**Exercise directions**: Set each record down exactly, excluding all images.

**Records supplied**:

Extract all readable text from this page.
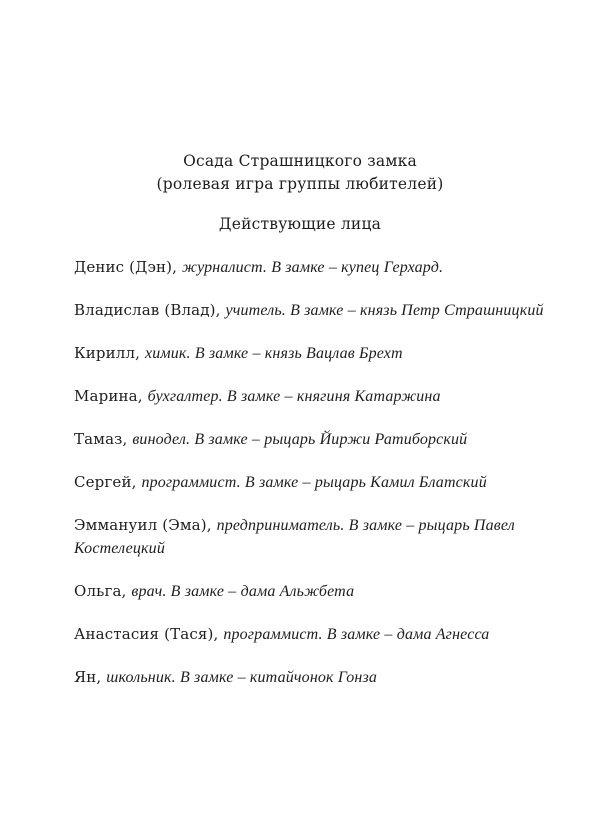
Осада Страшницкого замка
(ролевая игра группы любителей)
Действующие лица
Денис (Дэн), журналист. В замке – купец Герхард.
Владислав (Влад), учитель. В замке – князь Петр Страшницкий
Кирилл, химик. В замке – князь Вацлав Брехт
Марина, бухгалтер. В замке – княгиня Катаржина
Тамаз, винодел. В замке – рыцарь Йиржи Ратиборский
Сергей, программист. В замке – рыцарь Камил Блатский
Эммануил (Эма), предприниматель. В замке – рыцарь Павел Костелецкий
Ольга, врач. В замке – дама Альжбета
Анастасия (Тася), программист. В замке – дама Агнесса
Ян, школьник. В замке – китайчонок Гонза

**Result of this exercise**:
Extract all readable text from this page.
Осада Страшницкого замка
(ролевая игра группы любителей)
Действующие лица
Денис (Дэн), журналист. В замке – купец Герхард.
Владислав (Влад), учитель. В замке – князь Петр Страшницкий
Кирилл, химик. В замке – князь Вацлав Брехт
Марина, бухгалтер. В замке – княгиня Катаржина
Тамаз, винодел. В замке – рыцарь Йиржи Ратиборский
Сергей, программист. В замке – рыцарь Камил Блатский
Эммануил (Эма), предприниматель. В замке – рыцарь Павел Костелецкий
Ольга, врач. В замке – дама Альжбета
Анастасия (Тася), программист. В замке – дама Агнесса
Ян, школьник. В замке – китайчонок Гонза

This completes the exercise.